__RECORDS PROVIDED__.
_ _ _ _ _

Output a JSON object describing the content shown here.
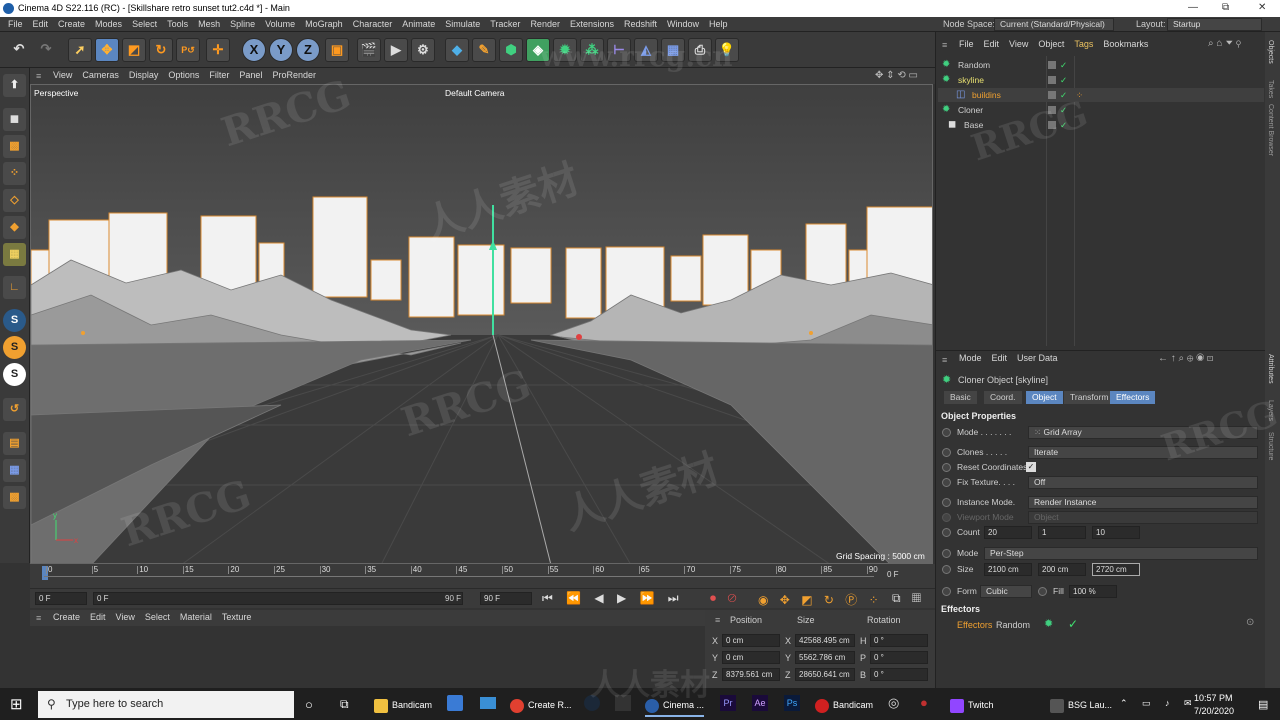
{
  "window": {
    "title": "Cinema 4D S22.116 (RC) - [Skillshare retro sunset tut2.c4d *] - Main",
    "min": "—",
    "max": "⧉",
    "close": "✕"
  },
  "menubar": {
    "items": [
      "File",
      "Edit",
      "Create",
      "Modes",
      "Select",
      "Tools",
      "Mesh",
      "Spline",
      "Volume",
      "MoGraph",
      "Character",
      "Animate",
      "Simulate",
      "Tracker",
      "Render",
      "Extensions",
      "Redshift",
      "Window",
      "Help"
    ],
    "node_space_label": "Node Space:",
    "node_space_value": "Current (Standard/Physical)",
    "layout_label": "Layout:",
    "layout_value": "Startup"
  },
  "toolbar": {
    "x": "X",
    "y": "Y",
    "z": "Z"
  },
  "viewport": {
    "menu": [
      "View",
      "Cameras",
      "Display",
      "Options",
      "Filter",
      "Panel",
      "ProRender"
    ],
    "name": "Perspective",
    "camera": "Default Camera",
    "grid_spacing": "Grid Spacing : 5000 cm"
  },
  "timeline": {
    "ticks": [
      "0",
      "5",
      "10",
      "15",
      "20",
      "25",
      "30",
      "35",
      "40",
      "45",
      "50",
      "55",
      "60",
      "65",
      "70",
      "75",
      "80",
      "85",
      "90"
    ],
    "end_frame": "0 F",
    "start_field": "0 F",
    "current_field": "0 F",
    "max_field": "90 F",
    "end_field": "90 F"
  },
  "material": {
    "menu": [
      "Create",
      "Edit",
      "View",
      "Select",
      "Material",
      "Texture"
    ]
  },
  "coords": {
    "headers": [
      "Position",
      "Size",
      "Rotation"
    ],
    "rows": [
      {
        "axis": "X",
        "pos": "0 cm",
        "sl": "X",
        "size": "42568.495 cm",
        "rl": "H",
        "rot": "0 °"
      },
      {
        "axis": "Y",
        "pos": "0 cm",
        "sl": "Y",
        "size": "5562.786 cm",
        "rl": "P",
        "rot": "0 °"
      },
      {
        "axis": "Z",
        "pos": "8379.561 cm",
        "sl": "Z",
        "size": "28650.641 cm",
        "rl": "B",
        "rot": "0 °"
      }
    ]
  },
  "objects": {
    "menu": [
      "File",
      "Edit",
      "View",
      "Object",
      "Tags",
      "Bookmarks"
    ],
    "items": [
      {
        "name": "Random",
        "color": "#cfcfcf"
      },
      {
        "name": "skyline",
        "color": "#e8e070"
      },
      {
        "name": "buildins",
        "color": "#f0a030"
      },
      {
        "name": "Cloner",
        "color": "#cfcfcf"
      },
      {
        "name": "Base",
        "color": "#cfcfcf"
      }
    ]
  },
  "attributes": {
    "menu": [
      "Mode",
      "Edit",
      "User Data"
    ],
    "object_title": "Cloner Object [skyline]",
    "tabs": [
      "Basic",
      "Coord.",
      "Object",
      "Transform",
      "Effectors"
    ],
    "section": "Object Properties",
    "mode_label": "Mode . . . . . . .",
    "mode_value": "Grid Array",
    "clones_label": "Clones . . . . .",
    "clones_value": "Iterate",
    "reset_label": "Reset Coordinates",
    "fix_label": "Fix Texture. . . .",
    "fix_value": "Off",
    "instance_label": "Instance Mode.",
    "instance_value": "Render Instance",
    "viewport_mode_label": "Viewport Mode",
    "viewport_mode_value": "Object",
    "count_label": "Count",
    "count": [
      "20",
      "1",
      "10"
    ],
    "mode2_label": "Mode",
    "mode2_value": "Per-Step",
    "size_label": "Size",
    "size": [
      "2100 cm",
      "200 cm",
      "2720 cm"
    ],
    "form_label": "Form",
    "form_value": "Cubic",
    "fill_label": "Fill",
    "fill_value": "100 %",
    "effectors_section": "Effectors",
    "effectors_label": "Effectors",
    "effector_item": "Random"
  },
  "side_tabs": [
    "Objects",
    "Takes",
    "Content Browser",
    "Attributes",
    "Layers",
    "Structure"
  ],
  "taskbar": {
    "search": "Type here to search",
    "apps": [
      "Bandicam",
      "Create R...",
      "Cinema ...",
      "Bandicam",
      "Twitch",
      "BSG Lau..."
    ],
    "time": "10:57 PM",
    "date": "7/20/2020"
  },
  "watermarks": [
    "RRCG",
    "人人素材",
    "www.rrcg.cn"
  ]
}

_ _ _ _ _

__THE PROBLEM__.
Skip the pictures and print each record exactly as it stands.

__ANSWER BELOW__.
Output a JSON object describing the content shown here.
{
  "window": {
    "title": "Cinema 4D S22.116 (RC) - [Skillshare retro sunset tut2.c4d *] - Main",
    "min": "—",
    "max": "⧉",
    "close": "✕"
  },
  "menubar": {
    "items": [
      "File",
      "Edit",
      "Create",
      "Modes",
      "Select",
      "Tools",
      "Mesh",
      "Spline",
      "Volume",
      "MoGraph",
      "Character",
      "Animate",
      "Simulate",
      "Tracker",
      "Render",
      "Extensions",
      "Redshift",
      "Window",
      "Help"
    ],
    "node_space_label": "Node Space:",
    "node_space_value": "Current (Standard/Physical)",
    "layout_label": "Layout:",
    "layout_value": "Startup"
  },
  "toolbar": {
    "x": "X",
    "y": "Y",
    "z": "Z"
  },
  "viewport": {
    "menu": [
      "View",
      "Cameras",
      "Display",
      "Options",
      "Filter",
      "Panel",
      "ProRender"
    ],
    "name": "Perspective",
    "camera": "Default Camera",
    "grid_spacing": "Grid Spacing : 5000 cm"
  },
  "timeline": {
    "ticks": [
      "0",
      "5",
      "10",
      "15",
      "20",
      "25",
      "30",
      "35",
      "40",
      "45",
      "50",
      "55",
      "60",
      "65",
      "70",
      "75",
      "80",
      "85",
      "90"
    ],
    "end_frame": "0 F",
    "start_field": "0 F",
    "current_field": "0 F",
    "max_field": "90 F",
    "end_field": "90 F"
  },
  "material": {
    "menu": [
      "Create",
      "Edit",
      "View",
      "Select",
      "Material",
      "Texture"
    ]
  },
  "coords": {
    "headers": [
      "Position",
      "Size",
      "Rotation"
    ],
    "rows": [
      {
        "axis": "X",
        "pos": "0 cm",
        "sl": "X",
        "size": "42568.495 cm",
        "rl": "H",
        "rot": "0 °"
      },
      {
        "axis": "Y",
        "pos": "0 cm",
        "sl": "Y",
        "size": "5562.786 cm",
        "rl": "P",
        "rot": "0 °"
      },
      {
        "axis": "Z",
        "pos": "8379.561 cm",
        "sl": "Z",
        "size": "28650.641 cm",
        "rl": "B",
        "rot": "0 °"
      }
    ]
  },
  "objects": {
    "menu": [
      "File",
      "Edit",
      "View",
      "Object",
      "Tags",
      "Bookmarks"
    ],
    "items": [
      {
        "name": "Random",
        "color": "#cfcfcf"
      },
      {
        "name": "skyline",
        "color": "#e8e070"
      },
      {
        "name": "buildins",
        "color": "#f0a030"
      },
      {
        "name": "Cloner",
        "color": "#cfcfcf"
      },
      {
        "name": "Base",
        "color": "#cfcfcf"
      }
    ]
  },
  "attributes": {
    "menu": [
      "Mode",
      "Edit",
      "User Data"
    ],
    "object_title": "Cloner Object [skyline]",
    "tabs": [
      "Basic",
      "Coord.",
      "Object",
      "Transform",
      "Effectors"
    ],
    "section": "Object Properties",
    "mode_label": "Mode . . . . . . .",
    "mode_value": "Grid Array",
    "clones_label": "Clones . . . . .",
    "clones_value": "Iterate",
    "reset_label": "Reset Coordinates",
    "fix_label": "Fix Texture. . . .",
    "fix_value": "Off",
    "instance_label": "Instance Mode.",
    "instance_value": "Render Instance",
    "viewport_mode_label": "Viewport Mode",
    "viewport_mode_value": "Object",
    "count_label": "Count",
    "count": [
      "20",
      "1",
      "10"
    ],
    "mode2_label": "Mode",
    "mode2_value": "Per-Step",
    "size_label": "Size",
    "size": [
      "2100 cm",
      "200 cm",
      "2720 cm"
    ],
    "form_label": "Form",
    "form_value": "Cubic",
    "fill_label": "Fill",
    "fill_value": "100 %",
    "effectors_section": "Effectors",
    "effectors_label": "Effectors",
    "effector_item": "Random"
  },
  "side_tabs": [
    "Objects",
    "Takes",
    "Content Browser",
    "Attributes",
    "Layers",
    "Structure"
  ],
  "taskbar": {
    "search": "Type here to search",
    "apps": [
      "Bandicam",
      "Create R...",
      "Cinema ...",
      "Bandicam",
      "Twitch",
      "BSG Lau..."
    ],
    "time": "10:57 PM",
    "date": "7/20/2020"
  },
  "watermarks": [
    "RRCG",
    "人人素材",
    "www.rrcg.cn"
  ]
}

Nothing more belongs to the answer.